• **EXERCISE PROMPT**
Please print all of the material below, word for word.

(Rows from a figure dataset)

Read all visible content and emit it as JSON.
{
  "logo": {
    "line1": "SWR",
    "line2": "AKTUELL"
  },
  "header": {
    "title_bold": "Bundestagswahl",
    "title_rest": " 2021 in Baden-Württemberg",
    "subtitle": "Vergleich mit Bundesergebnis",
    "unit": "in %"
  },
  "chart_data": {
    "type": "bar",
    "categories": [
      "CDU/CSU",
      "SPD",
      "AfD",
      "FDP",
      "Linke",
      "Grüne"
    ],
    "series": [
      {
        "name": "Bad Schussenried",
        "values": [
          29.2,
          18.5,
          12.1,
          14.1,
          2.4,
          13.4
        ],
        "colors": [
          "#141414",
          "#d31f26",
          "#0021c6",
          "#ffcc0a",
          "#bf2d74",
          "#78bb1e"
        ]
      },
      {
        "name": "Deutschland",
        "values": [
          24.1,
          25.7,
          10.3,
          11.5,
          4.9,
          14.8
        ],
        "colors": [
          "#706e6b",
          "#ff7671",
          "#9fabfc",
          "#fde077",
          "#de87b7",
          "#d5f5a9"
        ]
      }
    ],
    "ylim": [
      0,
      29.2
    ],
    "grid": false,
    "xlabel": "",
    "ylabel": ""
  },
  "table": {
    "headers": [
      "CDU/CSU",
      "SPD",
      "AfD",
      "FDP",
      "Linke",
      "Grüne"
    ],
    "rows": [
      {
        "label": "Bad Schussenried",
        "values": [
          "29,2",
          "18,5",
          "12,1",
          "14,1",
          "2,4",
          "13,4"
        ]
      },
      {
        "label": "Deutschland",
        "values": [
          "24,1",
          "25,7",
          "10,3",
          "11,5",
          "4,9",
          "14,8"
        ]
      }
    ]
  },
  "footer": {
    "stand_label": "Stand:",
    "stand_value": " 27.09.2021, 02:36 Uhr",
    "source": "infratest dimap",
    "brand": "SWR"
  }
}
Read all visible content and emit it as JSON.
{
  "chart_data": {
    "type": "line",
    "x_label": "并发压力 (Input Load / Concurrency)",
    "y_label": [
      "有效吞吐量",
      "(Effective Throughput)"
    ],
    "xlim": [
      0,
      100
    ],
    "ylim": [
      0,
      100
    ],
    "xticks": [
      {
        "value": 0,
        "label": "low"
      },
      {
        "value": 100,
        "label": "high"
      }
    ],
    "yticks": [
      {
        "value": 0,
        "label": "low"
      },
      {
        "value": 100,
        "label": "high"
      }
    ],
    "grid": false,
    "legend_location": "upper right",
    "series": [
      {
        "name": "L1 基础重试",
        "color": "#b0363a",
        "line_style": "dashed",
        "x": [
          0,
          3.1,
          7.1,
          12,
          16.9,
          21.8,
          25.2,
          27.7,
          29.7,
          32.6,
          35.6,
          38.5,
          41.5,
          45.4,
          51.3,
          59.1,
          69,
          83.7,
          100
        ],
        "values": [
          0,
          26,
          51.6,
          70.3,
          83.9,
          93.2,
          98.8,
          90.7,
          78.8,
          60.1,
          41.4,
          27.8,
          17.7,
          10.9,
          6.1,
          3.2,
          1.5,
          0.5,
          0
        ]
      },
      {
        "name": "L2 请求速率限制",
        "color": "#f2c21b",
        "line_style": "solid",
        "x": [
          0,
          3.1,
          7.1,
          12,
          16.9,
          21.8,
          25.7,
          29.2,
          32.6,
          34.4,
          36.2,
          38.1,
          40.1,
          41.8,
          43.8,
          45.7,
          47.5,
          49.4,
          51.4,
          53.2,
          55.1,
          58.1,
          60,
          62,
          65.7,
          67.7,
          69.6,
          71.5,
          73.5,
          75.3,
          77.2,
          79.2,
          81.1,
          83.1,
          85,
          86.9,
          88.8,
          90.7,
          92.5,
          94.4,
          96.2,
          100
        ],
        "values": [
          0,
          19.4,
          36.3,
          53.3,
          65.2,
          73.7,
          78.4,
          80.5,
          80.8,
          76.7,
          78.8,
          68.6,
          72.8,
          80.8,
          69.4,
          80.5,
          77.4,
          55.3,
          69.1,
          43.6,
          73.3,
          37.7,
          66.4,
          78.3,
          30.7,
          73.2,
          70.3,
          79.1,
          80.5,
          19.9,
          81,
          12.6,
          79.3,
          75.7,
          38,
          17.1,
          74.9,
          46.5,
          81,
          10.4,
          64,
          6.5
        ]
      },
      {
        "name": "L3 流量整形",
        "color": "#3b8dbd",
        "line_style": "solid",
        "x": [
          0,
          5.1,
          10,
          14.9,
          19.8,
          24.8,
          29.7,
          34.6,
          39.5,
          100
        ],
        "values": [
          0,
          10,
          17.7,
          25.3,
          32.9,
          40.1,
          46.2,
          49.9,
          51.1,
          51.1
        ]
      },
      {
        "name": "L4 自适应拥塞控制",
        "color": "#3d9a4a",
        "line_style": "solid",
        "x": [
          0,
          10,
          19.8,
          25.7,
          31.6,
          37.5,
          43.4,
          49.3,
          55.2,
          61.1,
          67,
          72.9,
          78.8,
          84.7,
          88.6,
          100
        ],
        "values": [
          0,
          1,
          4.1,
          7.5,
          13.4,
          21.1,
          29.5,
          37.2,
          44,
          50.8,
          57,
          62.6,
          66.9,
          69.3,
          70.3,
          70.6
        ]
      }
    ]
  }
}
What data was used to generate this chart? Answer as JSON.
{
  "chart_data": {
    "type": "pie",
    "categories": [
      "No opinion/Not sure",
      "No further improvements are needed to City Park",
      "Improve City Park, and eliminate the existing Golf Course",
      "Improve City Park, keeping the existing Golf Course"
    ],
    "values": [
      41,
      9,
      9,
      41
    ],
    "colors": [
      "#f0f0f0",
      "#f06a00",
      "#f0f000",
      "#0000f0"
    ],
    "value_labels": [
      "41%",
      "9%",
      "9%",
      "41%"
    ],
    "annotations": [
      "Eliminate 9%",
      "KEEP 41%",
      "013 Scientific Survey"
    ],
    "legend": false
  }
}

• **THE ANSWER**
Read all visible content and emit it as JSON.
{
  "logo": {
    "line1": "SWR",
    "line2": "AKTUELL"
  },
  "header": {
    "title_bold": "Bundestagswahl",
    "title_rest": " 2021 in Baden-Württemberg",
    "subtitle": "Vergleich mit Bundesergebnis",
    "unit": "in %"
  },
  "chart_data": {
    "type": "bar",
    "categories": [
      "CDU/CSU",
      "SPD",
      "AfD",
      "FDP",
      "Linke",
      "Grüne"
    ],
    "series": [
      {
        "name": "Bad Schussenried",
        "values": [
          29.2,
          18.5,
          12.1,
          14.1,
          2.4,
          13.4
        ],
        "colors": [
          "#141414",
          "#d31f26",
          "#0021c6",
          "#ffcc0a",
          "#bf2d74",
          "#78bb1e"
        ]
      },
      {
        "name": "Deutschland",
        "values": [
          24.1,
          25.7,
          10.3,
          11.5,
          4.9,
          14.8
        ],
        "colors": [
          "#706e6b",
          "#ff7671",
          "#9fabfc",
          "#fde077",
          "#de87b7",
          "#d5f5a9"
        ]
      }
    ],
    "ylim": [
      0,
      29.2
    ],
    "grid": false,
    "xlabel": "",
    "ylabel": ""
  },
  "table": {
    "headers": [
      "CDU/CSU",
      "SPD",
      "AfD",
      "FDP",
      "Linke",
      "Grüne"
    ],
    "rows": [
      {
        "label": "Bad Schussenried",
        "values": [
          "29,2",
          "18,5",
          "12,1",
          "14,1",
          "2,4",
          "13,4"
        ]
      },
      {
        "label": "Deutschland",
        "values": [
          "24,1",
          "25,7",
          "10,3",
          "11,5",
          "4,9",
          "14,8"
        ]
      }
    ]
  },
  "footer": {
    "stand_label": "Stand:",
    "stand_value": " 27.09.2021, 02:36 Uhr",
    "source": "infratest dimap",
    "brand": "SWR"
  }
}
Read all visible content and emit it as JSON.
{
  "chart_data": {
    "type": "line",
    "x_label": "并发压力 (Input Load / Concurrency)",
    "y_label": [
      "有效吞吐量",
      "(Effective Throughput)"
    ],
    "xlim": [
      0,
      100
    ],
    "ylim": [
      0,
      100
    ],
    "xticks": [
      {
        "value": 0,
        "label": "low"
      },
      {
        "value": 100,
        "label": "high"
      }
    ],
    "yticks": [
      {
        "value": 0,
        "label": "low"
      },
      {
        "value": 100,
        "label": "high"
      }
    ],
    "grid": false,
    "legend_location": "upper right",
    "series": [
      {
        "name": "L1 基础重试",
        "color": "#b0363a",
        "line_style": "dashed",
        "x": [
          0,
          3.1,
          7.1,
          12,
          16.9,
          21.8,
          25.2,
          27.7,
          29.7,
          32.6,
          35.6,
          38.5,
          41.5,
          45.4,
          51.3,
          59.1,
          69,
          83.7,
          100
        ],
        "values": [
          0,
          26,
          51.6,
          70.3,
          83.9,
          93.2,
          98.8,
          90.7,
          78.8,
          60.1,
          41.4,
          27.8,
          17.7,
          10.9,
          6.1,
          3.2,
          1.5,
          0.5,
          0
        ]
      },
      {
        "name": "L2 请求速率限制",
        "color": "#f2c21b",
        "line_style": "solid",
        "x": [
          0,
          3.1,
          7.1,
          12,
          16.9,
          21.8,
          25.7,
          29.2,
          32.6,
          34.4,
          36.2,
          38.1,
          40.1,
          41.8,
          43.8,
          45.7,
          47.5,
          49.4,
          51.4,
          53.2,
          55.1,
          58.1,
          60,
          62,
          65.7,
          67.7,
          69.6,
          71.5,
          73.5,
          75.3,
          77.2,
          79.2,
          81.1,
          83.1,
          85,
          86.9,
          88.8,
          90.7,
          92.5,
          94.4,
          96.2,
          100
        ],
        "values": [
          0,
          19.4,
          36.3,
          53.3,
          65.2,
          73.7,
          78.4,
          80.5,
          80.8,
          76.7,
          78.8,
          68.6,
          72.8,
          80.8,
          69.4,
          80.5,
          77.4,
          55.3,
          69.1,
          43.6,
          73.3,
          37.7,
          66.4,
          78.3,
          30.7,
          73.2,
          70.3,
          79.1,
          80.5,
          19.9,
          81,
          12.6,
          79.3,
          75.7,
          38,
          17.1,
          74.9,
          46.5,
          81,
          10.4,
          64,
          6.5
        ]
      },
      {
        "name": "L3 流量整形",
        "color": "#3b8dbd",
        "line_style": "solid",
        "x": [
          0,
          5.1,
          10,
          14.9,
          19.8,
          24.8,
          29.7,
          34.6,
          39.5,
          100
        ],
        "values": [
          0,
          10,
          17.7,
          25.3,
          32.9,
          40.1,
          46.2,
          49.9,
          51.1,
          51.1
        ]
      },
      {
        "name": "L4 自适应拥塞控制",
        "color": "#3d9a4a",
        "line_style": "solid",
        "x": [
          0,
          10,
          19.8,
          25.7,
          31.6,
          37.5,
          43.4,
          49.3,
          55.2,
          61.1,
          67,
          72.9,
          78.8,
          84.7,
          88.6,
          100
        ],
        "values": [
          0,
          1,
          4.1,
          7.5,
          13.4,
          21.1,
          29.5,
          37.2,
          44,
          50.8,
          57,
          62.6,
          66.9,
          69.3,
          70.3,
          70.6
        ]
      }
    ]
  }
}
What data was used to generate this chart? Answer as JSON.
{
  "chart_data": {
    "type": "pie",
    "categories": [
      "No opinion/Not sure",
      "No further improvements are needed to City Park",
      "Improve City Park, and eliminate the existing Golf Course",
      "Improve City Park, keeping the existing Golf Course"
    ],
    "values": [
      41,
      9,
      9,
      41
    ],
    "colors": [
      "#f0f0f0",
      "#f06a00",
      "#f0f000",
      "#0000f0"
    ],
    "value_labels": [
      "41%",
      "9%",
      "9%",
      "41%"
    ],
    "annotations": [
      "Eliminate 9%",
      "KEEP 41%",
      "013 Scientific Survey"
    ],
    "legend": false
  }
}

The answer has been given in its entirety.